== The request ==
Write out the data below in full. Keep it exact.

(Extracted data entries)
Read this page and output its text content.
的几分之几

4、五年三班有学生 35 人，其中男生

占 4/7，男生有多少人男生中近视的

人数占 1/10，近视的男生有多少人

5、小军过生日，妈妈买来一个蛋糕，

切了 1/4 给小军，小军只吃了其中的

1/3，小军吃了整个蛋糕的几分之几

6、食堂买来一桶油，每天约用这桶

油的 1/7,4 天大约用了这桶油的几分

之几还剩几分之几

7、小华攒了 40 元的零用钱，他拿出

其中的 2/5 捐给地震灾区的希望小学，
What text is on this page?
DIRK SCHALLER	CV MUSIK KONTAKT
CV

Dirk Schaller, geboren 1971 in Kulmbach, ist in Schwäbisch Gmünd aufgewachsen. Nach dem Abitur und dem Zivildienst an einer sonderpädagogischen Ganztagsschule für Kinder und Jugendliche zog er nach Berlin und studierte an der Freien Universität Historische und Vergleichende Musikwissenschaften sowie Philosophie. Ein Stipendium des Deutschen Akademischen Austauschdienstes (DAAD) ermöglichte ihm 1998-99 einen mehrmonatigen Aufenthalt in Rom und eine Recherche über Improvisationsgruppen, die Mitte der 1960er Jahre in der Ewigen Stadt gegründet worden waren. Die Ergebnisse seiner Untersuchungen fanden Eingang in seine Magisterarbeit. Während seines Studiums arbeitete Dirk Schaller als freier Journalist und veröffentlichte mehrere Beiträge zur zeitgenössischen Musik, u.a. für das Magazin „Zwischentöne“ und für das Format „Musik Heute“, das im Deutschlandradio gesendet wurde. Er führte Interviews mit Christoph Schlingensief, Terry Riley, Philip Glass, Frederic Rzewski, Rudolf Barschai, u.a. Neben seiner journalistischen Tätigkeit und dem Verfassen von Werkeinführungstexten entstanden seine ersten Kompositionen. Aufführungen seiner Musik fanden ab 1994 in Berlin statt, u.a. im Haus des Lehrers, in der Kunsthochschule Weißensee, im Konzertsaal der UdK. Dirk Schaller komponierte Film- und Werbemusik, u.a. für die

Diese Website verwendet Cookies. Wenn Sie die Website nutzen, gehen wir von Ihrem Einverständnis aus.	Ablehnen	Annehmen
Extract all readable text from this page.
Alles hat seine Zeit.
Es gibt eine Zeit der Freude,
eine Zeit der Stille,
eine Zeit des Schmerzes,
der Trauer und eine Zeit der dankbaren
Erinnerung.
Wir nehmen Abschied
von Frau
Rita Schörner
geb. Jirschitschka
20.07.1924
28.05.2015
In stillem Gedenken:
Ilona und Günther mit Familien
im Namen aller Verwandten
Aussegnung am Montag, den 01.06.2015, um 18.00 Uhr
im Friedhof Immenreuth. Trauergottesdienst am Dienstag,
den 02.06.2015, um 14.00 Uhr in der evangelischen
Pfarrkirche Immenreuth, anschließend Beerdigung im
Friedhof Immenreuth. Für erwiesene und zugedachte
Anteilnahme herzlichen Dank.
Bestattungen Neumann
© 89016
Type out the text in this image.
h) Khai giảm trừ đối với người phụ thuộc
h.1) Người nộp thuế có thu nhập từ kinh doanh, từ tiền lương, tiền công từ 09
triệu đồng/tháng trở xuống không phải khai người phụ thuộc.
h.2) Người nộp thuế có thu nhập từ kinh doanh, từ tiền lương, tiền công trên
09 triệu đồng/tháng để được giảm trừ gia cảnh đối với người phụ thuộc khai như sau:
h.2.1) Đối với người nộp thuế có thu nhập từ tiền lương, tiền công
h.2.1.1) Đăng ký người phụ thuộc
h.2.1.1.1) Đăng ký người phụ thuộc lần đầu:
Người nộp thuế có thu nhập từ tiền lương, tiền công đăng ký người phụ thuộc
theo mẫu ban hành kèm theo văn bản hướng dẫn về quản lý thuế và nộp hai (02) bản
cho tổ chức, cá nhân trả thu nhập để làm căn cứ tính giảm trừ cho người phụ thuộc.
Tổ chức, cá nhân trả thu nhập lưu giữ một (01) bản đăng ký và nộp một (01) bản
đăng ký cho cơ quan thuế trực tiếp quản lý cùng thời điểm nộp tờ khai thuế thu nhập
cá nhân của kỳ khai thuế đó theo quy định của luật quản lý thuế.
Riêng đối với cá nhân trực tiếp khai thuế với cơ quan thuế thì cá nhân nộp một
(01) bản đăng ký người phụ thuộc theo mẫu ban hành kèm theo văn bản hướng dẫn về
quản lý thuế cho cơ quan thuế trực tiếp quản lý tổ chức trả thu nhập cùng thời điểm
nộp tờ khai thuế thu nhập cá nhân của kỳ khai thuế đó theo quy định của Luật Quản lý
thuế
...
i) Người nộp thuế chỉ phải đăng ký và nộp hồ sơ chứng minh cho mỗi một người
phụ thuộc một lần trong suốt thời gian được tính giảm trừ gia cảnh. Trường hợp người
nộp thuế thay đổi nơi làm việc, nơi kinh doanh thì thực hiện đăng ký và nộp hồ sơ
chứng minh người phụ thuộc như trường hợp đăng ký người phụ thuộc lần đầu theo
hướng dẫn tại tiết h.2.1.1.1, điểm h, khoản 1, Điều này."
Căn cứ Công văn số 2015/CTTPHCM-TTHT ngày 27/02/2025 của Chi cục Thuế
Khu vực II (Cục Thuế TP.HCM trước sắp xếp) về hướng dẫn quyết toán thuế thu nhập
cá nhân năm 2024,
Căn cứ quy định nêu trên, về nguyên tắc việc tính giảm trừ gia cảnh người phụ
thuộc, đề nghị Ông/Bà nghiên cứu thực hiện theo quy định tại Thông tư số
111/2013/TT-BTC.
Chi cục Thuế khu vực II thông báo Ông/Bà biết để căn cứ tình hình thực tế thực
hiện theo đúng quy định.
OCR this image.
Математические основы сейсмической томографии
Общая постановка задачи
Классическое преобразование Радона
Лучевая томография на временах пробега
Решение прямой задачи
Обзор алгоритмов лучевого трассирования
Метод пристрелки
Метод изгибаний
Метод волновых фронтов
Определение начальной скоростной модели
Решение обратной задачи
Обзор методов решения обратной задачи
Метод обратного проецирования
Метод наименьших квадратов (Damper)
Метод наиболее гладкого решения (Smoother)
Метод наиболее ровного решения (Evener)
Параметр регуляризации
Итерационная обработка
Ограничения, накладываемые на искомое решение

== Solution for this exercise ==
Read this page and output its text content.
的几分之几

4、五年三班有学生 35 人，其中男生

占 4/7，男生有多少人男生中近视的

人数占 1/10，近视的男生有多少人

5、小军过生日，妈妈买来一个蛋糕，

切了 1/4 给小军，小军只吃了其中的

1/3，小军吃了整个蛋糕的几分之几

6、食堂买来一桶油，每天约用这桶

油的 1/7,4 天大约用了这桶油的几分

之几还剩几分之几

7、小华攒了 40 元的零用钱，他拿出

其中的 2/5 捐给地震灾区的希望小学，
What text is on this page?
DIRK SCHALLER	CV MUSIK KONTAKT
CV

Dirk Schaller, geboren 1971 in Kulmbach, ist in Schwäbisch Gmünd aufgewachsen. Nach dem Abitur und dem Zivildienst an einer sonderpädagogischen Ganztagsschule für Kinder und Jugendliche zog er nach Berlin und studierte an der Freien Universität Historische und Vergleichende Musikwissenschaften sowie Philosophie. Ein Stipendium des Deutschen Akademischen Austauschdienstes (DAAD) ermöglichte ihm 1998-99 einen mehrmonatigen Aufenthalt in Rom und eine Recherche über Improvisationsgruppen, die Mitte der 1960er Jahre in der Ewigen Stadt gegründet worden waren. Die Ergebnisse seiner Untersuchungen fanden Eingang in seine Magisterarbeit. Während seines Studiums arbeitete Dirk Schaller als freier Journalist und veröffentlichte mehrere Beiträge zur zeitgenössischen Musik, u.a. für das Magazin „Zwischentöne“ und für das Format „Musik Heute“, das im Deutschlandradio gesendet wurde. Er führte Interviews mit Christoph Schlingensief, Terry Riley, Philip Glass, Frederic Rzewski, Rudolf Barschai, u.a. Neben seiner journalistischen Tätigkeit und dem Verfassen von Werkeinführungstexten entstanden seine ersten Kompositionen. Aufführungen seiner Musik fanden ab 1994 in Berlin statt, u.a. im Haus des Lehrers, in der Kunsthochschule Weißensee, im Konzertsaal der UdK. Dirk Schaller komponierte Film- und Werbemusik, u.a. für die

Diese Website verwendet Cookies. Wenn Sie die Website nutzen, gehen wir von Ihrem Einverständnis aus.	Ablehnen	Annehmen
Extract all readable text from this page.
Alles hat seine Zeit.
Es gibt eine Zeit der Freude,
eine Zeit der Stille,
eine Zeit des Schmerzes,
der Trauer und eine Zeit der dankbaren
Erinnerung.
Wir nehmen Abschied
von Frau
Rita Schörner
geb. Jirschitschka
20.07.1924
28.05.2015
In stillem Gedenken:
Ilona und Günther mit Familien
im Namen aller Verwandten
Aussegnung am Montag, den 01.06.2015, um 18.00 Uhr
im Friedhof Immenreuth. Trauergottesdienst am Dienstag,
den 02.06.2015, um 14.00 Uhr in der evangelischen
Pfarrkirche Immenreuth, anschließend Beerdigung im
Friedhof Immenreuth. Für erwiesene und zugedachte
Anteilnahme herzlichen Dank.
Bestattungen Neumann
© 89016
Type out the text in this image.
h) Khai giảm trừ đối với người phụ thuộc
h.1) Người nộp thuế có thu nhập từ kinh doanh, từ tiền lương, tiền công từ 09
triệu đồng/tháng trở xuống không phải khai người phụ thuộc.
h.2) Người nộp thuế có thu nhập từ kinh doanh, từ tiền lương, tiền công trên
09 triệu đồng/tháng để được giảm trừ gia cảnh đối với người phụ thuộc khai như sau:
h.2.1) Đối với người nộp thuế có thu nhập từ tiền lương, tiền công
h.2.1.1) Đăng ký người phụ thuộc
h.2.1.1.1) Đăng ký người phụ thuộc lần đầu:
Người nộp thuế có thu nhập từ tiền lương, tiền công đăng ký người phụ thuộc
theo mẫu ban hành kèm theo văn bản hướng dẫn về quản lý thuế và nộp hai (02) bản
cho tổ chức, cá nhân trả thu nhập để làm căn cứ tính giảm trừ cho người phụ thuộc.
Tổ chức, cá nhân trả thu nhập lưu giữ một (01) bản đăng ký và nộp một (01) bản
đăng ký cho cơ quan thuế trực tiếp quản lý cùng thời điểm nộp tờ khai thuế thu nhập
cá nhân của kỳ khai thuế đó theo quy định của luật quản lý thuế.
Riêng đối với cá nhân trực tiếp khai thuế với cơ quan thuế thì cá nhân nộp một
(01) bản đăng ký người phụ thuộc theo mẫu ban hành kèm theo văn bản hướng dẫn về
quản lý thuế cho cơ quan thuế trực tiếp quản lý tổ chức trả thu nhập cùng thời điểm
nộp tờ khai thuế thu nhập cá nhân của kỳ khai thuế đó theo quy định của Luật Quản lý
thuế
...
i) Người nộp thuế chỉ phải đăng ký và nộp hồ sơ chứng minh cho mỗi một người
phụ thuộc một lần trong suốt thời gian được tính giảm trừ gia cảnh. Trường hợp người
nộp thuế thay đổi nơi làm việc, nơi kinh doanh thì thực hiện đăng ký và nộp hồ sơ
chứng minh người phụ thuộc như trường hợp đăng ký người phụ thuộc lần đầu theo
hướng dẫn tại tiết h.2.1.1.1, điểm h, khoản 1, Điều này."
Căn cứ Công văn số 2015/CTTPHCM-TTHT ngày 27/02/2025 của Chi cục Thuế
Khu vực II (Cục Thuế TP.HCM trước sắp xếp) về hướng dẫn quyết toán thuế thu nhập
cá nhân năm 2024,
Căn cứ quy định nêu trên, về nguyên tắc việc tính giảm trừ gia cảnh người phụ
thuộc, đề nghị Ông/Bà nghiên cứu thực hiện theo quy định tại Thông tư số
111/2013/TT-BTC.
Chi cục Thuế khu vực II thông báo Ông/Bà biết để căn cứ tình hình thực tế thực
hiện theo đúng quy định.
OCR this image.
Математические основы сейсмической томографии
Общая постановка задачи
Классическое преобразование Радона
Лучевая томография на временах пробега
Решение прямой задачи
Обзор алгоритмов лучевого трассирования
Метод пристрелки
Метод изгибаний
Метод волновых фронтов
Определение начальной скоростной модели
Решение обратной задачи
Обзор методов решения обратной задачи
Метод обратного проецирования
Метод наименьших квадратов (Damper)
Метод наиболее гладкого решения (Smoother)
Метод наиболее ровного решения (Evener)
Параметр регуляризации
Итерационная обработка
Ограничения, накладываемые на искомое решение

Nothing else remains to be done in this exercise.